__Written request__.
Return the listing below unchanged, minus its pictures.

>> BEGIN Data lines

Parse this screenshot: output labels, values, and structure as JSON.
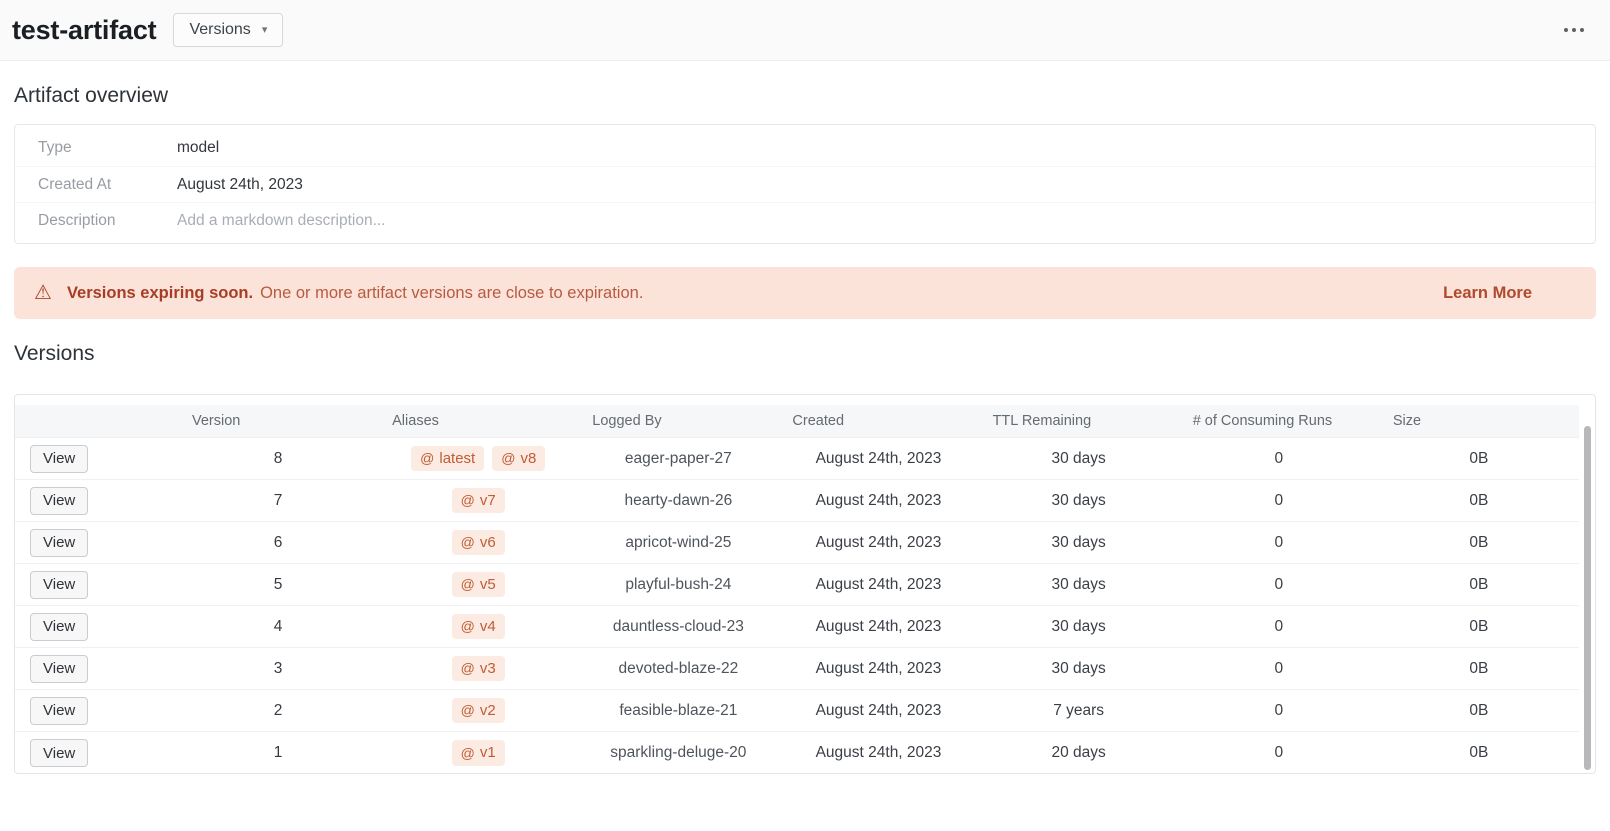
{
  "icons": {
    "at": "@",
    "warning": "⚠",
    "caret": "▾"
  },
  "colors": {
    "banner_bg": "#fbe3d9",
    "banner_text": "#a83d26",
    "alias_bg": "#fcebe2",
    "alias_text": "#c05c36"
  },
  "header": {
    "title": "test-artifact",
    "versions_button": "Versions"
  },
  "overview": {
    "section_title": "Artifact overview",
    "rows": [
      {
        "label": "Type",
        "value": "model"
      },
      {
        "label": "Created At",
        "value": "August 24th, 2023"
      },
      {
        "label": "Description",
        "placeholder": "Add a markdown description..."
      }
    ]
  },
  "banner": {
    "title": "Versions expiring soon.",
    "message": "One or more artifact versions are close to expiration.",
    "action": "Learn More"
  },
  "versions": {
    "section_title": "Versions",
    "table": {
      "view_label": "View",
      "columns": [
        "Version",
        "Aliases",
        "Logged By",
        "Created",
        "TTL Remaining",
        "# of Consuming Runs",
        "Size"
      ],
      "rows": [
        {
          "version": "8",
          "aliases": [
            "latest",
            "v8"
          ],
          "logged_by": "eager-paper-27",
          "created": "August 24th, 2023",
          "ttl": "30 days",
          "consuming_runs": "0",
          "size": "0B"
        },
        {
          "version": "7",
          "aliases": [
            "v7"
          ],
          "logged_by": "hearty-dawn-26",
          "created": "August 24th, 2023",
          "ttl": "30 days",
          "consuming_runs": "0",
          "size": "0B"
        },
        {
          "version": "6",
          "aliases": [
            "v6"
          ],
          "logged_by": "apricot-wind-25",
          "created": "August 24th, 2023",
          "ttl": "30 days",
          "consuming_runs": "0",
          "size": "0B"
        },
        {
          "version": "5",
          "aliases": [
            "v5"
          ],
          "logged_by": "playful-bush-24",
          "created": "August 24th, 2023",
          "ttl": "30 days",
          "consuming_runs": "0",
          "size": "0B"
        },
        {
          "version": "4",
          "aliases": [
            "v4"
          ],
          "logged_by": "dauntless-cloud-23",
          "created": "August 24th, 2023",
          "ttl": "30 days",
          "consuming_runs": "0",
          "size": "0B"
        },
        {
          "version": "3",
          "aliases": [
            "v3"
          ],
          "logged_by": "devoted-blaze-22",
          "created": "August 24th, 2023",
          "ttl": "30 days",
          "consuming_runs": "0",
          "size": "0B"
        },
        {
          "version": "2",
          "aliases": [
            "v2"
          ],
          "logged_by": "feasible-blaze-21",
          "created": "August 24th, 2023",
          "ttl": "7 years",
          "consuming_runs": "0",
          "size": "0B"
        },
        {
          "version": "1",
          "aliases": [
            "v1"
          ],
          "logged_by": "sparkling-deluge-20",
          "created": "August 24th, 2023",
          "ttl": "20 days",
          "consuming_runs": "0",
          "size": "0B"
        }
      ]
    }
  }
}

>> END Data lines

__Reply__.
Parse this screenshot: output labels, values, and structure as JSON.
{
  "icons": {
    "at": "@",
    "warning": "⚠",
    "caret": "▾"
  },
  "colors": {
    "banner_bg": "#fbe3d9",
    "banner_text": "#a83d26",
    "alias_bg": "#fcebe2",
    "alias_text": "#c05c36"
  },
  "header": {
    "title": "test-artifact",
    "versions_button": "Versions"
  },
  "overview": {
    "section_title": "Artifact overview",
    "rows": [
      {
        "label": "Type",
        "value": "model"
      },
      {
        "label": "Created At",
        "value": "August 24th, 2023"
      },
      {
        "label": "Description",
        "placeholder": "Add a markdown description..."
      }
    ]
  },
  "banner": {
    "title": "Versions expiring soon.",
    "message": "One or more artifact versions are close to expiration.",
    "action": "Learn More"
  },
  "versions": {
    "section_title": "Versions",
    "table": {
      "view_label": "View",
      "columns": [
        "Version",
        "Aliases",
        "Logged By",
        "Created",
        "TTL Remaining",
        "# of Consuming Runs",
        "Size"
      ],
      "rows": [
        {
          "version": "8",
          "aliases": [
            "latest",
            "v8"
          ],
          "logged_by": "eager-paper-27",
          "created": "August 24th, 2023",
          "ttl": "30 days",
          "consuming_runs": "0",
          "size": "0B"
        },
        {
          "version": "7",
          "aliases": [
            "v7"
          ],
          "logged_by": "hearty-dawn-26",
          "created": "August 24th, 2023",
          "ttl": "30 days",
          "consuming_runs": "0",
          "size": "0B"
        },
        {
          "version": "6",
          "aliases": [
            "v6"
          ],
          "logged_by": "apricot-wind-25",
          "created": "August 24th, 2023",
          "ttl": "30 days",
          "consuming_runs": "0",
          "size": "0B"
        },
        {
          "version": "5",
          "aliases": [
            "v5"
          ],
          "logged_by": "playful-bush-24",
          "created": "August 24th, 2023",
          "ttl": "30 days",
          "consuming_runs": "0",
          "size": "0B"
        },
        {
          "version": "4",
          "aliases": [
            "v4"
          ],
          "logged_by": "dauntless-cloud-23",
          "created": "August 24th, 2023",
          "ttl": "30 days",
          "consuming_runs": "0",
          "size": "0B"
        },
        {
          "version": "3",
          "aliases": [
            "v3"
          ],
          "logged_by": "devoted-blaze-22",
          "created": "August 24th, 2023",
          "ttl": "30 days",
          "consuming_runs": "0",
          "size": "0B"
        },
        {
          "version": "2",
          "aliases": [
            "v2"
          ],
          "logged_by": "feasible-blaze-21",
          "created": "August 24th, 2023",
          "ttl": "7 years",
          "consuming_runs": "0",
          "size": "0B"
        },
        {
          "version": "1",
          "aliases": [
            "v1"
          ],
          "logged_by": "sparkling-deluge-20",
          "created": "August 24th, 2023",
          "ttl": "20 days",
          "consuming_runs": "0",
          "size": "0B"
        }
      ]
    }
  }
}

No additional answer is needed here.